DIRECTIONS. Look below for the line containing "Transcribe this image's". Output it and each remaining line of the entries exactly, and nothing else.

DATASET ROWS.
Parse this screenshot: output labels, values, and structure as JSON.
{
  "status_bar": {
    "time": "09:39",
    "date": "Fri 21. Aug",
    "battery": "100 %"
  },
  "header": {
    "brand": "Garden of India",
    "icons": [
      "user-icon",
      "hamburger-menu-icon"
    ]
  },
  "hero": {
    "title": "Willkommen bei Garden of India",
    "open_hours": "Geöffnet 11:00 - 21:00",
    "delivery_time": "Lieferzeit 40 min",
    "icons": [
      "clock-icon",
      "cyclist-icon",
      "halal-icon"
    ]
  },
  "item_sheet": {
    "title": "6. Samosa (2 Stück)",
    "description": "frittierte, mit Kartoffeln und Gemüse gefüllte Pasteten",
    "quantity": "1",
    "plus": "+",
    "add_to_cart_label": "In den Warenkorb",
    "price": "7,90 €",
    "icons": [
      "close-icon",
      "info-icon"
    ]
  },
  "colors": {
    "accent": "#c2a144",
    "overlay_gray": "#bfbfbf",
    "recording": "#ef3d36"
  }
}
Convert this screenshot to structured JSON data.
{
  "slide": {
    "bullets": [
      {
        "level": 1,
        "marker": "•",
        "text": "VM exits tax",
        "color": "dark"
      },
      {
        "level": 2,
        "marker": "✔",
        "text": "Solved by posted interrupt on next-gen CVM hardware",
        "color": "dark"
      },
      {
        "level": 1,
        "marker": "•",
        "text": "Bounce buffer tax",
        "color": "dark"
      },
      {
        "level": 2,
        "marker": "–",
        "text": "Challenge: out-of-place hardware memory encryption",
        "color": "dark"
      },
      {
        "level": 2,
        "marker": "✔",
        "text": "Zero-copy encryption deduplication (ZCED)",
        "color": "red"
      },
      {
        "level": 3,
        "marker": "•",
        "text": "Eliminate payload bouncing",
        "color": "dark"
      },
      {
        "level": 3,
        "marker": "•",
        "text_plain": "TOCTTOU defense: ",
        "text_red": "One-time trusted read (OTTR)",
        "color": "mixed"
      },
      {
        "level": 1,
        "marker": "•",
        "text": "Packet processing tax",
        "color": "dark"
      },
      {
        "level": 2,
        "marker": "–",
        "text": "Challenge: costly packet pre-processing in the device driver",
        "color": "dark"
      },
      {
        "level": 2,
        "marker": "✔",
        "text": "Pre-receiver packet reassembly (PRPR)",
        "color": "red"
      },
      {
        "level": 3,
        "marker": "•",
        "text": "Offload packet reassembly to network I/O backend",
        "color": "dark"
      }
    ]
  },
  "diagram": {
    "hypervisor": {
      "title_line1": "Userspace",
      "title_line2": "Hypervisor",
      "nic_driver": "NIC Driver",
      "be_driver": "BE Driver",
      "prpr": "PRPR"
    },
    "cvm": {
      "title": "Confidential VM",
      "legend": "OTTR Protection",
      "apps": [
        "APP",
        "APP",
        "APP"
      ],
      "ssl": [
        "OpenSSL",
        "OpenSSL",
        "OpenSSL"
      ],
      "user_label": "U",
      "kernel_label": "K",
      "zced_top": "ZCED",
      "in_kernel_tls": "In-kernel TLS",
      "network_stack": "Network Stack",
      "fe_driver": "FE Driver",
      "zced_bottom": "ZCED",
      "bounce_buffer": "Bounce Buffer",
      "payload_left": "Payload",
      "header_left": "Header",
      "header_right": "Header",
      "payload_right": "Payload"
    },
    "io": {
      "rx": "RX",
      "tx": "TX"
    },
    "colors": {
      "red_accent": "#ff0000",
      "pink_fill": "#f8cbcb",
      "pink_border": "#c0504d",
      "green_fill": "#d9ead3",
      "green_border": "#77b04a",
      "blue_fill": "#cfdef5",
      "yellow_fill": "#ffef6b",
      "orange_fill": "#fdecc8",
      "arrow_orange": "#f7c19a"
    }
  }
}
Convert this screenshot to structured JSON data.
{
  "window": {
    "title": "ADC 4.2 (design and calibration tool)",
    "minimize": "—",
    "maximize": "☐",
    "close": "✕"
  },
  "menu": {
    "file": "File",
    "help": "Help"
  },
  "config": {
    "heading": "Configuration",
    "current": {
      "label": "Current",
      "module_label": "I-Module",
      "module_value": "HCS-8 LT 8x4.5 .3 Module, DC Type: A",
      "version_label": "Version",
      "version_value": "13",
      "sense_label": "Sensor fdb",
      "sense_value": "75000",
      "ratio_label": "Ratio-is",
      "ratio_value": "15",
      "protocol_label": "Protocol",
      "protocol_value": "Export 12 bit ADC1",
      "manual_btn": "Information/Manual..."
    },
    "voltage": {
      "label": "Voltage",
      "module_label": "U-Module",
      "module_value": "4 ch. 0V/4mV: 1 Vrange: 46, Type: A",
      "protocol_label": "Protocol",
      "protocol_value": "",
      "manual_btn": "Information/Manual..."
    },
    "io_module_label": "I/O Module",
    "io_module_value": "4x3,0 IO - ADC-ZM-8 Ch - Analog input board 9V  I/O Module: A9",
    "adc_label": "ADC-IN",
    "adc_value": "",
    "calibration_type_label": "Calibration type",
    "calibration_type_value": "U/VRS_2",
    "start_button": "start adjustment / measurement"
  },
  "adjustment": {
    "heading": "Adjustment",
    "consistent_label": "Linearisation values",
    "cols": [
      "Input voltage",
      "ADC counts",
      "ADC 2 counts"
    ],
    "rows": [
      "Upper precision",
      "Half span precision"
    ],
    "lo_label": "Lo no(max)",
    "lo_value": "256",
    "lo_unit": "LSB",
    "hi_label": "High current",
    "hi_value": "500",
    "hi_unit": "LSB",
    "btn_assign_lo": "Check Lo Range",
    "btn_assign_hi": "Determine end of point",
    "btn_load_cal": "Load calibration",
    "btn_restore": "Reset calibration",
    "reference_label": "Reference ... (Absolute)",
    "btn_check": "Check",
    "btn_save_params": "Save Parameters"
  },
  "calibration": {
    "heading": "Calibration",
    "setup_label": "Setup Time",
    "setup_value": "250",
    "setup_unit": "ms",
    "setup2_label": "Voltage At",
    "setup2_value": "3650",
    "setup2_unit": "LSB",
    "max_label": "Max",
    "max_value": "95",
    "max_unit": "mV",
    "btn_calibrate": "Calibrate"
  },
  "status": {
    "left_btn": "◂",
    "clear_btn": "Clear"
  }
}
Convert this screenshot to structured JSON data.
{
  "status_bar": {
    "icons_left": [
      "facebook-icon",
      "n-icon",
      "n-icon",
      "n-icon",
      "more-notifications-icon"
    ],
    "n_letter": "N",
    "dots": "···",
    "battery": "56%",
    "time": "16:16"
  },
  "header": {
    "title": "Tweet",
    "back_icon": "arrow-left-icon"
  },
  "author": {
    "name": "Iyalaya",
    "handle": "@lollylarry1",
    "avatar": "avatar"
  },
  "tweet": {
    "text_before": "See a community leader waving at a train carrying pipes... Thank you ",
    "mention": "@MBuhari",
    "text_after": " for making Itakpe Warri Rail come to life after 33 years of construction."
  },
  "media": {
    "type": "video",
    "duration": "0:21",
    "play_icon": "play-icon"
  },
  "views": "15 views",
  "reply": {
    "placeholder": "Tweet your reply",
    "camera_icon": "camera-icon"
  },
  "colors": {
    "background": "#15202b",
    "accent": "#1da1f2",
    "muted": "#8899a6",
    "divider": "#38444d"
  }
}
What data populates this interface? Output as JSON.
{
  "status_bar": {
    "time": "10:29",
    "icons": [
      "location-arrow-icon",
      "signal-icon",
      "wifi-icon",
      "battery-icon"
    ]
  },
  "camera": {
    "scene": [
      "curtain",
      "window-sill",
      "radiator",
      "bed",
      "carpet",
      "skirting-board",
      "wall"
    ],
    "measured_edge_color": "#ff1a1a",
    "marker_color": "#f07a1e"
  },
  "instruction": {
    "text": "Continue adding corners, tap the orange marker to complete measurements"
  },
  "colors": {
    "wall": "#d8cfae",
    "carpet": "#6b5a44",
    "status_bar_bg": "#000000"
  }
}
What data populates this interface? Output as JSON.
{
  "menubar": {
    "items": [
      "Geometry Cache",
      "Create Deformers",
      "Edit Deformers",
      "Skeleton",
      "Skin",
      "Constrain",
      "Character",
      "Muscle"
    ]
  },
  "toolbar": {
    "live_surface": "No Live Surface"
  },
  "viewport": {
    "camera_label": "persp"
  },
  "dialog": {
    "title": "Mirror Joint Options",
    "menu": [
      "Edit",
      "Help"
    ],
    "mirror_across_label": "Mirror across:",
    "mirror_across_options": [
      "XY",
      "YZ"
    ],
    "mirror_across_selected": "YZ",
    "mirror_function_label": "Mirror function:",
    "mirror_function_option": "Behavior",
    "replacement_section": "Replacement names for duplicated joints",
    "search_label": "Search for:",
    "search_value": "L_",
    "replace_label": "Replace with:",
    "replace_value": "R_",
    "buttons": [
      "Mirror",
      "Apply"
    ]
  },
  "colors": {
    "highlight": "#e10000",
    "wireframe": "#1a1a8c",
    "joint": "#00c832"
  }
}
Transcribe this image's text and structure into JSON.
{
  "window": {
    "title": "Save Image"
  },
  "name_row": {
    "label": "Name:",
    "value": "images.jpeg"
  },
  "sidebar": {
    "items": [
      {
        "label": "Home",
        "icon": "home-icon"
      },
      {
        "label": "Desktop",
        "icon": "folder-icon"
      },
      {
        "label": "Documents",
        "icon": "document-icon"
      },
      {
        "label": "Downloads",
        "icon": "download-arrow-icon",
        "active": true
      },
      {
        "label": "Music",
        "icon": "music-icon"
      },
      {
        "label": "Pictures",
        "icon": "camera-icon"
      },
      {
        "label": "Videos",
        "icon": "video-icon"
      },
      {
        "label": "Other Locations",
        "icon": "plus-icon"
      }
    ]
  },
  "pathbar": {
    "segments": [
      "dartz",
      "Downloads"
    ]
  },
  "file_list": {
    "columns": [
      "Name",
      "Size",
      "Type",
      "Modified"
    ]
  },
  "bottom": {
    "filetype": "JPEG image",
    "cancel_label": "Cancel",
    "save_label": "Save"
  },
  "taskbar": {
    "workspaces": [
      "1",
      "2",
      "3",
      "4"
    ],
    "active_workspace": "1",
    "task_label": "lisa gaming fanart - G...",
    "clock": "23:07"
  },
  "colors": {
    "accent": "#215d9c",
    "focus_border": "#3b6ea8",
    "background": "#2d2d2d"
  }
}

WRITTEN REPLY.
Transcribe this image's text and structure into JSON.
{
  "window": {
    "title": "Save Image"
  },
  "name_row": {
    "label": "Name:",
    "value": "images.jpeg"
  },
  "sidebar": {
    "items": [
      {
        "label": "Home",
        "icon": "home-icon"
      },
      {
        "label": "Desktop",
        "icon": "folder-icon"
      },
      {
        "label": "Documents",
        "icon": "document-icon"
      },
      {
        "label": "Downloads",
        "icon": "download-arrow-icon",
        "active": true
      },
      {
        "label": "Music",
        "icon": "music-icon"
      },
      {
        "label": "Pictures",
        "icon": "camera-icon"
      },
      {
        "label": "Videos",
        "icon": "video-icon"
      },
      {
        "label": "Other Locations",
        "icon": "plus-icon"
      }
    ]
  },
  "pathbar": {
    "segments": [
      "dartz",
      "Downloads"
    ]
  },
  "file_list": {
    "columns": [
      "Name",
      "Size",
      "Type",
      "Modified"
    ]
  },
  "bottom": {
    "filetype": "JPEG image",
    "cancel_label": "Cancel",
    "save_label": "Save"
  },
  "taskbar": {
    "workspaces": [
      "1",
      "2",
      "3",
      "4"
    ],
    "active_workspace": "1",
    "task_label": "lisa gaming fanart - G...",
    "clock": "23:07"
  },
  "colors": {
    "accent": "#215d9c",
    "focus_border": "#3b6ea8",
    "background": "#2d2d2d"
  }
}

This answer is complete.